> TASK TO COMPLETE: Omit the pictures, then reproduce every remaining record exactly.

> Saved entries:
::::::::::

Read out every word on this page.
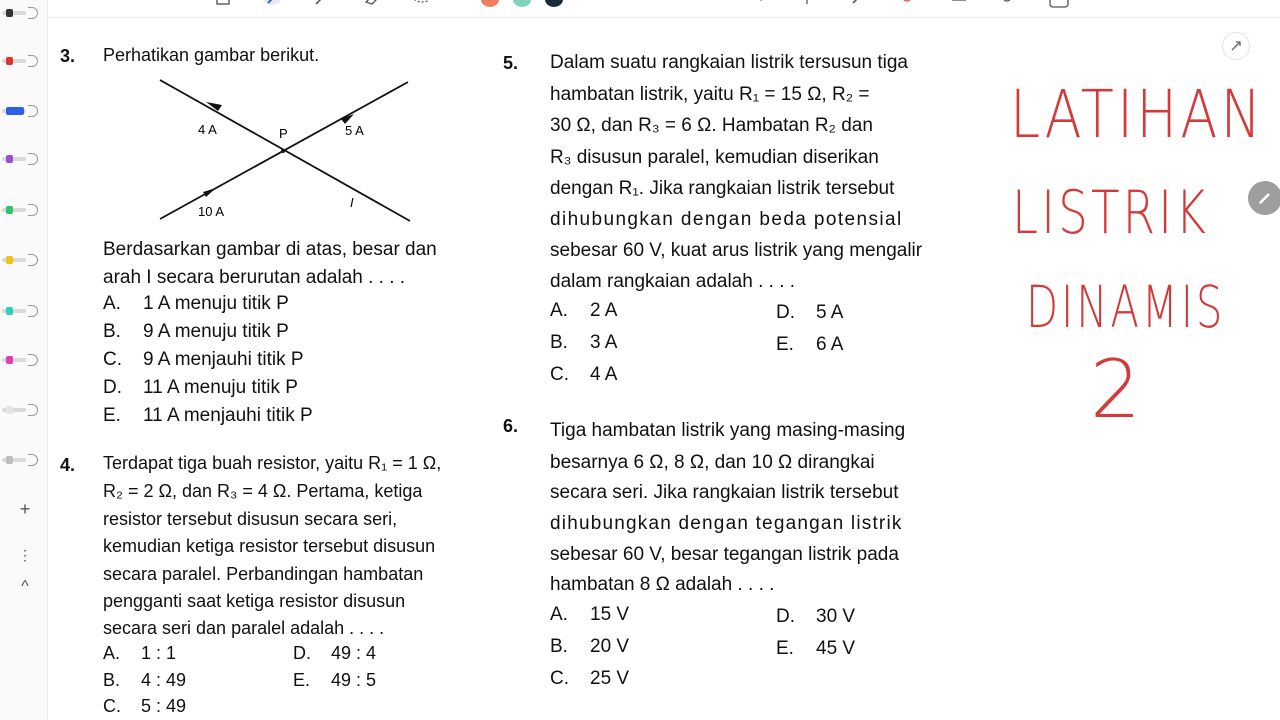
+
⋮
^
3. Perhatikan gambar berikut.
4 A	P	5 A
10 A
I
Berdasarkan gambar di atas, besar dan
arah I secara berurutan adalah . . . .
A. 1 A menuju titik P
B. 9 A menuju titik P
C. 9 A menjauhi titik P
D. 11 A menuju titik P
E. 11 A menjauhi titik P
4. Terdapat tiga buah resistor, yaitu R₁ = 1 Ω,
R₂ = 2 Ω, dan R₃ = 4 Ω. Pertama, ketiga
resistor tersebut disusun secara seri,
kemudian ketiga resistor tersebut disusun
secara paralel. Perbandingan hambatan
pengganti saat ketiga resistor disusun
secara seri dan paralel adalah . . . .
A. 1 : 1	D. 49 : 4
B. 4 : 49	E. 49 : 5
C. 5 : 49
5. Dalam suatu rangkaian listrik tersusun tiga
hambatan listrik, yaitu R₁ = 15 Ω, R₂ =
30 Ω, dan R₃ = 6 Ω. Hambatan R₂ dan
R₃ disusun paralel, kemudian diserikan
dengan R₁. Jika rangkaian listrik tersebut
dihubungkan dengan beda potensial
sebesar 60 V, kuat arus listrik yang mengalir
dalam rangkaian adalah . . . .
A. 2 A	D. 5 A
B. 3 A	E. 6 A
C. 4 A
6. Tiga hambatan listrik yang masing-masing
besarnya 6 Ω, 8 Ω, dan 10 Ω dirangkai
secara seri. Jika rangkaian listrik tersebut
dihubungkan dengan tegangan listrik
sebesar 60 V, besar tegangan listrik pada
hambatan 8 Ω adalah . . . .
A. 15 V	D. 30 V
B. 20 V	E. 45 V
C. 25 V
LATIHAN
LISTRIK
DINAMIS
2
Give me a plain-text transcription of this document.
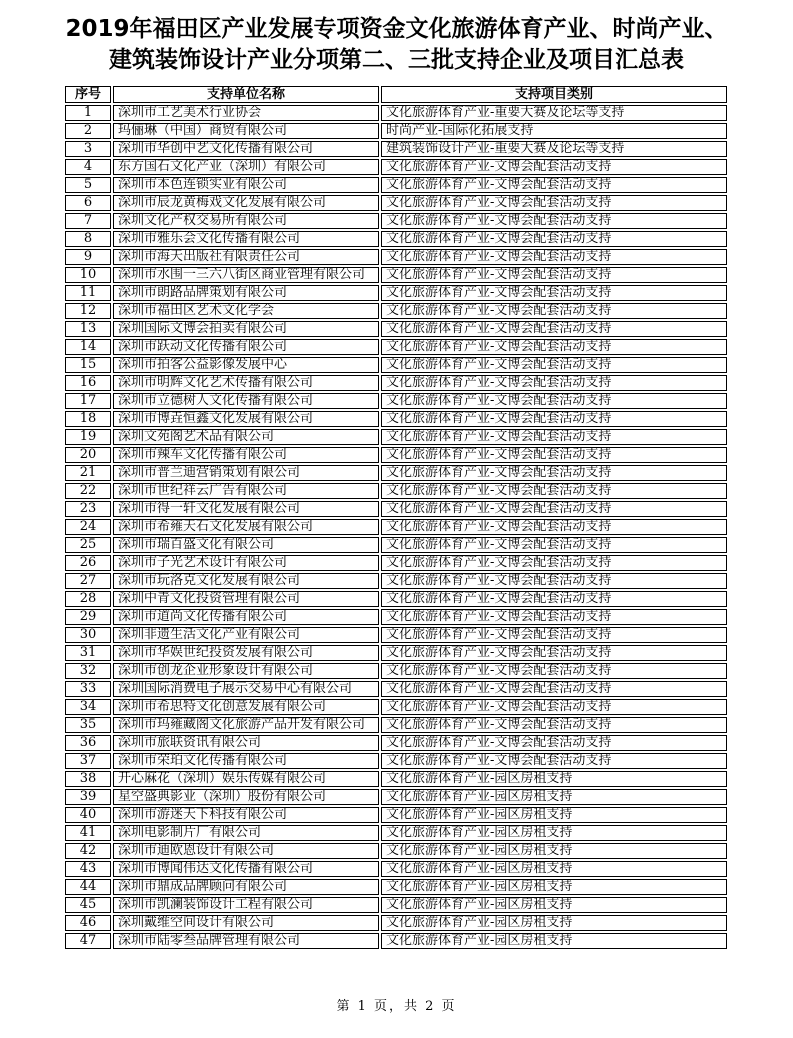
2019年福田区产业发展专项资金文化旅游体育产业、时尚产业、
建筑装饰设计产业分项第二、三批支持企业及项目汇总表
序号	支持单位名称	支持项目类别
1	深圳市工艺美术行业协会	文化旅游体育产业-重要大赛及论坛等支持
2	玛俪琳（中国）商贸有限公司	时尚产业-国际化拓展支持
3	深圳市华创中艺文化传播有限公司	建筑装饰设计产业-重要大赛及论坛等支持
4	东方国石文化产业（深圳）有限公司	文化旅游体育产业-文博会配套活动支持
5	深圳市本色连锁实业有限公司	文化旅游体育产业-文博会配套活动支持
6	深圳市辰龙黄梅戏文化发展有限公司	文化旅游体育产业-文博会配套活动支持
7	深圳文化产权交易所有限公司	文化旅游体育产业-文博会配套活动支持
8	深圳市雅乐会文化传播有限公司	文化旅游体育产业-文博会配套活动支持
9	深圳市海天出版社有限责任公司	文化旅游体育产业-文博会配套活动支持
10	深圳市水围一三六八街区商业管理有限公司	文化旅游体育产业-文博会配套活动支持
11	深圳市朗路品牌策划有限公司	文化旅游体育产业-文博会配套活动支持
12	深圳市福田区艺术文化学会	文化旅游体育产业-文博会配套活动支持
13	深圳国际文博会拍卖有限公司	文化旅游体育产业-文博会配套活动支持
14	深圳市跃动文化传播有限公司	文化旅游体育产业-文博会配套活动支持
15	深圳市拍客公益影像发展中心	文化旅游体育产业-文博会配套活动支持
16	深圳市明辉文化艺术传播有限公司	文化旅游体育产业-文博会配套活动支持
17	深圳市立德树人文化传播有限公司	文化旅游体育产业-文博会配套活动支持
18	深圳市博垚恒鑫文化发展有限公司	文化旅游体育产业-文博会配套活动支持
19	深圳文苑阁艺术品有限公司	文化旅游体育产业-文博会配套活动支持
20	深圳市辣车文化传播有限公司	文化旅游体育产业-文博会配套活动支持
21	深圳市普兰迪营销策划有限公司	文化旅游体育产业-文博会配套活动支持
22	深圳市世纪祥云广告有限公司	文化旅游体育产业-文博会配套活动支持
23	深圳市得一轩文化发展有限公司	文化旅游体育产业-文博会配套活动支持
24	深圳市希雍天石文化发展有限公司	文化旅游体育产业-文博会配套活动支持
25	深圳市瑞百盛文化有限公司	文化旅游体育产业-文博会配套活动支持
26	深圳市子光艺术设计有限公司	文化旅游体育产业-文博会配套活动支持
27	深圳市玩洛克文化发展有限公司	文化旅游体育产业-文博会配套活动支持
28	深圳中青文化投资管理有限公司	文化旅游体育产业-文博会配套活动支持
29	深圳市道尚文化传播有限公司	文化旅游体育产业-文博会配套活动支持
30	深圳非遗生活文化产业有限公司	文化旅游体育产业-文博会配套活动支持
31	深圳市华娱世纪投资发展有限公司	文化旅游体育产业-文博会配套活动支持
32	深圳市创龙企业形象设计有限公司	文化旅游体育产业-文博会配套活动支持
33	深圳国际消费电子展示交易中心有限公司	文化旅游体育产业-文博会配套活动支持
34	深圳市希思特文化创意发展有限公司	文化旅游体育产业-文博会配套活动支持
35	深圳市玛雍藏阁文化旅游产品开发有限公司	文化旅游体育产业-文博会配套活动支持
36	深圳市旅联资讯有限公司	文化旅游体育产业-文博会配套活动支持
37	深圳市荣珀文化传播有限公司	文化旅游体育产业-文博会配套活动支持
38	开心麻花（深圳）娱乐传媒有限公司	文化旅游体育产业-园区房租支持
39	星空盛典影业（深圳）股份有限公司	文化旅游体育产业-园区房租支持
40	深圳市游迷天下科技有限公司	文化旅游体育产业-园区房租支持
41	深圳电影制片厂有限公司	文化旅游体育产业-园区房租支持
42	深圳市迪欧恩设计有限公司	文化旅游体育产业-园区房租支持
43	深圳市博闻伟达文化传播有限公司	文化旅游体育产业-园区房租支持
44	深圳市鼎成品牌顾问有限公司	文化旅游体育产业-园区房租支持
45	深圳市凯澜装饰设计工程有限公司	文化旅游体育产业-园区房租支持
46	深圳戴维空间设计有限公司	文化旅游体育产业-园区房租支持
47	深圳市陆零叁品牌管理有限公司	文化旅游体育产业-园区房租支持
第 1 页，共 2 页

::::::::::

> EXERCISE RESULT:
Read out every word on this page.
+
⋮
^
3. Perhatikan gambar berikut.
4 A	P	5 A
10 A
I
Berdasarkan gambar di atas, besar dan
arah I secara berurutan adalah . . . .
A. 1 A menuju titik P
B. 9 A menuju titik P
C. 9 A menjauhi titik P
D. 11 A menuju titik P
E. 11 A menjauhi titik P
4. Terdapat tiga buah resistor, yaitu R₁ = 1 Ω,
R₂ = 2 Ω, dan R₃ = 4 Ω. Pertama, ketiga
resistor tersebut disusun secara seri,
kemudian ketiga resistor tersebut disusun
secara paralel. Perbandingan hambatan
pengganti saat ketiga resistor disusun
secara seri dan paralel adalah . . . .
A. 1 : 1	D. 49 : 4
B. 4 : 49	E. 49 : 5
C. 5 : 49
5. Dalam suatu rangkaian listrik tersusun tiga
hambatan listrik, yaitu R₁ = 15 Ω, R₂ =
30 Ω, dan R₃ = 6 Ω. Hambatan R₂ dan
R₃ disusun paralel, kemudian diserikan
dengan R₁. Jika rangkaian listrik tersebut
dihubungkan dengan beda potensial
sebesar 60 V, kuat arus listrik yang mengalir
dalam rangkaian adalah . . . .
A. 2 A	D. 5 A
B. 3 A	E. 6 A
C. 4 A
6. Tiga hambatan listrik yang masing-masing
besarnya 6 Ω, 8 Ω, dan 10 Ω dirangkai
secara seri. Jika rangkaian listrik tersebut
dihubungkan dengan tegangan listrik
sebesar 60 V, besar tegangan listrik pada
hambatan 8 Ω adalah . . . .
A. 15 V	D. 30 V
B. 20 V	E. 45 V
C. 25 V
LATIHAN
LISTRIK
DINAMIS
2
Give me a plain-text transcription of this document.
2019年福田区产业发展专项资金文化旅游体育产业、时尚产业、
建筑装饰设计产业分项第二、三批支持企业及项目汇总表
序号	支持单位名称	支持项目类别
1	深圳市工艺美术行业协会	文化旅游体育产业-重要大赛及论坛等支持
2	玛俪琳（中国）商贸有限公司	时尚产业-国际化拓展支持
3	深圳市华创中艺文化传播有限公司	建筑装饰设计产业-重要大赛及论坛等支持
4	东方国石文化产业（深圳）有限公司	文化旅游体育产业-文博会配套活动支持
5	深圳市本色连锁实业有限公司	文化旅游体育产业-文博会配套活动支持
6	深圳市辰龙黄梅戏文化发展有限公司	文化旅游体育产业-文博会配套活动支持
7	深圳文化产权交易所有限公司	文化旅游体育产业-文博会配套活动支持
8	深圳市雅乐会文化传播有限公司	文化旅游体育产业-文博会配套活动支持
9	深圳市海天出版社有限责任公司	文化旅游体育产业-文博会配套活动支持
10	深圳市水围一三六八街区商业管理有限公司	文化旅游体育产业-文博会配套活动支持
11	深圳市朗路品牌策划有限公司	文化旅游体育产业-文博会配套活动支持
12	深圳市福田区艺术文化学会	文化旅游体育产业-文博会配套活动支持
13	深圳国际文博会拍卖有限公司	文化旅游体育产业-文博会配套活动支持
14	深圳市跃动文化传播有限公司	文化旅游体育产业-文博会配套活动支持
15	深圳市拍客公益影像发展中心	文化旅游体育产业-文博会配套活动支持
16	深圳市明辉文化艺术传播有限公司	文化旅游体育产业-文博会配套活动支持
17	深圳市立德树人文化传播有限公司	文化旅游体育产业-文博会配套活动支持
18	深圳市博垚恒鑫文化发展有限公司	文化旅游体育产业-文博会配套活动支持
19	深圳文苑阁艺术品有限公司	文化旅游体育产业-文博会配套活动支持
20	深圳市辣车文化传播有限公司	文化旅游体育产业-文博会配套活动支持
21	深圳市普兰迪营销策划有限公司	文化旅游体育产业-文博会配套活动支持
22	深圳市世纪祥云广告有限公司	文化旅游体育产业-文博会配套活动支持
23	深圳市得一轩文化发展有限公司	文化旅游体育产业-文博会配套活动支持
24	深圳市希雍天石文化发展有限公司	文化旅游体育产业-文博会配套活动支持
25	深圳市瑞百盛文化有限公司	文化旅游体育产业-文博会配套活动支持
26	深圳市子光艺术设计有限公司	文化旅游体育产业-文博会配套活动支持
27	深圳市玩洛克文化发展有限公司	文化旅游体育产业-文博会配套活动支持
28	深圳中青文化投资管理有限公司	文化旅游体育产业-文博会配套活动支持
29	深圳市道尚文化传播有限公司	文化旅游体育产业-文博会配套活动支持
30	深圳非遗生活文化产业有限公司	文化旅游体育产业-文博会配套活动支持
31	深圳市华娱世纪投资发展有限公司	文化旅游体育产业-文博会配套活动支持
32	深圳市创龙企业形象设计有限公司	文化旅游体育产业-文博会配套活动支持
33	深圳国际消费电子展示交易中心有限公司	文化旅游体育产业-文博会配套活动支持
34	深圳市希思特文化创意发展有限公司	文化旅游体育产业-文博会配套活动支持
35	深圳市玛雍藏阁文化旅游产品开发有限公司	文化旅游体育产业-文博会配套活动支持
36	深圳市旅联资讯有限公司	文化旅游体育产业-文博会配套活动支持
37	深圳市荣珀文化传播有限公司	文化旅游体育产业-文博会配套活动支持
38	开心麻花（深圳）娱乐传媒有限公司	文化旅游体育产业-园区房租支持
39	星空盛典影业（深圳）股份有限公司	文化旅游体育产业-园区房租支持
40	深圳市游迷天下科技有限公司	文化旅游体育产业-园区房租支持
41	深圳电影制片厂有限公司	文化旅游体育产业-园区房租支持
42	深圳市迪欧恩设计有限公司	文化旅游体育产业-园区房租支持
43	深圳市博闻伟达文化传播有限公司	文化旅游体育产业-园区房租支持
44	深圳市鼎成品牌顾问有限公司	文化旅游体育产业-园区房租支持
45	深圳市凯澜装饰设计工程有限公司	文化旅游体育产业-园区房租支持
46	深圳戴维空间设计有限公司	文化旅游体育产业-园区房租支持
47	深圳市陆零叁品牌管理有限公司	文化旅游体育产业-园区房租支持
第 1 页，共 2 页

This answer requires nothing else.